*WHAT IS ASKED*.
Select lines where the word "xiaowan" appears.

*Stored entries*.
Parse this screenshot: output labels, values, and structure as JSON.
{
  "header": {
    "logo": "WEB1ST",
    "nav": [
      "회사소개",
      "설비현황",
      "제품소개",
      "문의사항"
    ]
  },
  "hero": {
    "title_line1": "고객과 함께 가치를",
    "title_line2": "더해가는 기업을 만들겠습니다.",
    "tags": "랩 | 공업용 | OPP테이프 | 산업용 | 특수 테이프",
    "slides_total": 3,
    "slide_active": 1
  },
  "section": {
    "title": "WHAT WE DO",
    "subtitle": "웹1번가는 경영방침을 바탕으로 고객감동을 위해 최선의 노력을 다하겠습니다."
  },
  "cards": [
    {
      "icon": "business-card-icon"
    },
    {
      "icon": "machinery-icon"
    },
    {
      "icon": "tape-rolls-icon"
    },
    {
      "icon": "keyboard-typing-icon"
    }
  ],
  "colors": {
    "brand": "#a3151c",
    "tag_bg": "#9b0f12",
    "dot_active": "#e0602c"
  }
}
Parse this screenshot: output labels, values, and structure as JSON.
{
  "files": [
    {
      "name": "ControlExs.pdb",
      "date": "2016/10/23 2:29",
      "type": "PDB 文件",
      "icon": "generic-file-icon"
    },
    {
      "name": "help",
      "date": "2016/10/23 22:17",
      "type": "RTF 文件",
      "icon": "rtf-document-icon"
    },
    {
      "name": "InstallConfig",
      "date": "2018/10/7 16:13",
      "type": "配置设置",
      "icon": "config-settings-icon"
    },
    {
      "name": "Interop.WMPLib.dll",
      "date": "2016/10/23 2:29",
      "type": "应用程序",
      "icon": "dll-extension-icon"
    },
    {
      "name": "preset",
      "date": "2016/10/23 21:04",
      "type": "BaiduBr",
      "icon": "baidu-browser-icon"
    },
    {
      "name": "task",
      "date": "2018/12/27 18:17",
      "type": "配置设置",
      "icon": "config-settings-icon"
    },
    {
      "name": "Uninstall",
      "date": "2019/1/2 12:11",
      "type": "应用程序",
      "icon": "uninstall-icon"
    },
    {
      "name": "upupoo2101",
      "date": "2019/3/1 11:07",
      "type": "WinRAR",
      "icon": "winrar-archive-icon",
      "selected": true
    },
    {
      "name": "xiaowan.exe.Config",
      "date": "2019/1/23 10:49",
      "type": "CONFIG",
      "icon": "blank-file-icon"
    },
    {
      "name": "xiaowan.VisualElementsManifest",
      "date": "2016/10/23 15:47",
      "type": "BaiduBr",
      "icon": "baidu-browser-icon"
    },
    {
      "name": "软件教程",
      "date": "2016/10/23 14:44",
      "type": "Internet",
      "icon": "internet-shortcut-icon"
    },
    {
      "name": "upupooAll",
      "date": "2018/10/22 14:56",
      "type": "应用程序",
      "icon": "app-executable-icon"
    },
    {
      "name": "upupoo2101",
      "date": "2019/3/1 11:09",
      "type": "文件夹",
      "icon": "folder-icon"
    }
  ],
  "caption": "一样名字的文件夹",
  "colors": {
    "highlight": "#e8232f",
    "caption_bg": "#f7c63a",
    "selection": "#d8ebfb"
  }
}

*RESPONSE*.
      "name": "xiaowan.exe.Config",
      "name": "xiaowan.VisualElementsManifest",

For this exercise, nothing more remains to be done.